→ WHAT THE EXERCISE ASKS
Wherever the string "裤子的价钱" appears in a line, extract that line.
************
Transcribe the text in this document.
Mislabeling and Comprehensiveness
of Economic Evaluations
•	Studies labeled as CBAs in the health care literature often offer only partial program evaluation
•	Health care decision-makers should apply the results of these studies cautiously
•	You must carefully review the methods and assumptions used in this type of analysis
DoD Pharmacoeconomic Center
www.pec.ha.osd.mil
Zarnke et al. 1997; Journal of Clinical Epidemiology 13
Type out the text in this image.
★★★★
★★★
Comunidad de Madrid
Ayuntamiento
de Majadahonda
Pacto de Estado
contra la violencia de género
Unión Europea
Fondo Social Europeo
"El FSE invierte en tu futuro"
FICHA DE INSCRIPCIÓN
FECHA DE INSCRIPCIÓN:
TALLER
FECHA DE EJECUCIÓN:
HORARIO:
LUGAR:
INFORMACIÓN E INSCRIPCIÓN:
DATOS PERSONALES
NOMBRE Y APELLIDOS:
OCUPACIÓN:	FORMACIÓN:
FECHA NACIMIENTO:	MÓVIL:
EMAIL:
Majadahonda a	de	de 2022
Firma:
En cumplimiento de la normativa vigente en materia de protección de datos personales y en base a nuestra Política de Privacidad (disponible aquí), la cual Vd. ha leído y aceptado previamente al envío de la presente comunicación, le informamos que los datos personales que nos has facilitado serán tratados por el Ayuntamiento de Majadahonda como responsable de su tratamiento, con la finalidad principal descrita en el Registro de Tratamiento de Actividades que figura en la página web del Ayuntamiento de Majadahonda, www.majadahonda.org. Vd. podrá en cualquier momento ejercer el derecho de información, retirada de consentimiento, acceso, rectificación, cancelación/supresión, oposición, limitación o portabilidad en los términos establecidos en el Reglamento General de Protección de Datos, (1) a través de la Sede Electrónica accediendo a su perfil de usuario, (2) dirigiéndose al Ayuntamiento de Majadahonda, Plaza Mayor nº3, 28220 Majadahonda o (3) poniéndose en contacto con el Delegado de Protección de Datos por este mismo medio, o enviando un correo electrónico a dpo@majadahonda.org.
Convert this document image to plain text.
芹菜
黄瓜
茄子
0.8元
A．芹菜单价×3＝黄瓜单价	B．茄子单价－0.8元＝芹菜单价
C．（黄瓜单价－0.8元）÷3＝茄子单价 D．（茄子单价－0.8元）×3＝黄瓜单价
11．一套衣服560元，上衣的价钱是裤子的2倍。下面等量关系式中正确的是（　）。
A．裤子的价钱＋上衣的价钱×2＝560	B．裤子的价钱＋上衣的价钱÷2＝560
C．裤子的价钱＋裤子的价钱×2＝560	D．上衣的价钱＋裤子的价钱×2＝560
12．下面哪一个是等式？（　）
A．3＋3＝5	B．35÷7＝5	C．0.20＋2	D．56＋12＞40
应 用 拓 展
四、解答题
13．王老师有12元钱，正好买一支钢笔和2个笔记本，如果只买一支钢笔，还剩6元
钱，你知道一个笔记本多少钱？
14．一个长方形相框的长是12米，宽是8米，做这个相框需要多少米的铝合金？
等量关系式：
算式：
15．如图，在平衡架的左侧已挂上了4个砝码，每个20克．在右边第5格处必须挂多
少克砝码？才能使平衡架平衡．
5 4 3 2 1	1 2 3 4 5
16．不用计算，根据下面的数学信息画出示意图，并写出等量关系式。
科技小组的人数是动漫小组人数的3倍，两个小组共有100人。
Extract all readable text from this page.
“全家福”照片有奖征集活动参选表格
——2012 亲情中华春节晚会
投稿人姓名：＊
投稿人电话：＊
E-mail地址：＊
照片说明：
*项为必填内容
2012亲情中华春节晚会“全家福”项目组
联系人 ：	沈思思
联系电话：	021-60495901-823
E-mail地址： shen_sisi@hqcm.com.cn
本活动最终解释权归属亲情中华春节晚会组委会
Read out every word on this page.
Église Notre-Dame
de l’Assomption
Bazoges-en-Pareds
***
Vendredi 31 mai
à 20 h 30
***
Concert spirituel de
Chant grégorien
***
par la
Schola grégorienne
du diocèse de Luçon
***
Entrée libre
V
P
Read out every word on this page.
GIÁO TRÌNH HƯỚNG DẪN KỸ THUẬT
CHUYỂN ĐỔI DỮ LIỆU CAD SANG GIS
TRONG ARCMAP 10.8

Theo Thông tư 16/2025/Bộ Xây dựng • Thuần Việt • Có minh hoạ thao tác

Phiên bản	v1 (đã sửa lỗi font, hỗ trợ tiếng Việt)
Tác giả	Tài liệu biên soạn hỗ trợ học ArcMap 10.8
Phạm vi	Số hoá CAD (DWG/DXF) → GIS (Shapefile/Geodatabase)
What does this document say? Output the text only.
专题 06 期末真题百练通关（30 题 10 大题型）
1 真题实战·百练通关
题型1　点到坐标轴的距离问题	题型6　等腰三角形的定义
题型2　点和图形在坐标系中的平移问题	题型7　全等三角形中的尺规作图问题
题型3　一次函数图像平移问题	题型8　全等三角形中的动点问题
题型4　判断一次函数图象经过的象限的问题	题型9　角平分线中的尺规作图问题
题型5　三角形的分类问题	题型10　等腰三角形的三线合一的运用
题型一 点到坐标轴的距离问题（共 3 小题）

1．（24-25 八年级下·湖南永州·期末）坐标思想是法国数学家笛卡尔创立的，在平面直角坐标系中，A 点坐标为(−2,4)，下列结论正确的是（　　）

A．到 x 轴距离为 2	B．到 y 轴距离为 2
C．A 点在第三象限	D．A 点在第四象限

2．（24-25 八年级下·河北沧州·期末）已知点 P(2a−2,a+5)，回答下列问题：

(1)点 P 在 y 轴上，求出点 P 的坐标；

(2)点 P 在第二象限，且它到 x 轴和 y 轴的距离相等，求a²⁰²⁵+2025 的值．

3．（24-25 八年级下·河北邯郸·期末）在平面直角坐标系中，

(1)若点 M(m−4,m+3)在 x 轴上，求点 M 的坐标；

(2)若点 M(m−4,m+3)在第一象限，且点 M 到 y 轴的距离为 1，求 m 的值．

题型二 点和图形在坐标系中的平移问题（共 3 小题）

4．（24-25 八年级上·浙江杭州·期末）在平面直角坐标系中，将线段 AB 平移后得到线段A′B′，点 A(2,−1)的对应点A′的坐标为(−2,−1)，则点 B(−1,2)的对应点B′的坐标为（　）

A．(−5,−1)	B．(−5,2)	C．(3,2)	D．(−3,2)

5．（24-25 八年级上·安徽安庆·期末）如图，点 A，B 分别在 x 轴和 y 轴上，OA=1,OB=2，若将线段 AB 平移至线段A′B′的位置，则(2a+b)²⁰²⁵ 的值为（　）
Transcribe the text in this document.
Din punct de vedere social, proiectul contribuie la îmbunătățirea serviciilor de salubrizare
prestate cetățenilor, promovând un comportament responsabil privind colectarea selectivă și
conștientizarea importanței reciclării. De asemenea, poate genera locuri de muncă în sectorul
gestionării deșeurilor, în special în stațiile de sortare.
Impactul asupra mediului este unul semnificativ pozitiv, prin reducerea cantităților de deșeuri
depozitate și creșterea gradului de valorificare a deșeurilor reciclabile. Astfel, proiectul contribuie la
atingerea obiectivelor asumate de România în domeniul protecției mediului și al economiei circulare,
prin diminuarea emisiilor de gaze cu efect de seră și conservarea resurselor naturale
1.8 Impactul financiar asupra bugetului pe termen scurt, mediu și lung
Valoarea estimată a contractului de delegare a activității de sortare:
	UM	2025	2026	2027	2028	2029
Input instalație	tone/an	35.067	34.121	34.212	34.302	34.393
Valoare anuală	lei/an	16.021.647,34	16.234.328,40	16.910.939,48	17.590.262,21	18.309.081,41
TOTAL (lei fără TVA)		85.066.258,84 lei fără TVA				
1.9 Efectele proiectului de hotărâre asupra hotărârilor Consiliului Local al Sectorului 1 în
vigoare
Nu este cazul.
************
→ WRITTEN ANSWER
A．裤子的价钱＋上衣的价钱×2＝560	B．裤子的价钱＋上衣的价钱÷2＝560
C．裤子的价钱＋裤子的价钱×2＝560	D．上衣的价钱＋裤子的价钱×2＝560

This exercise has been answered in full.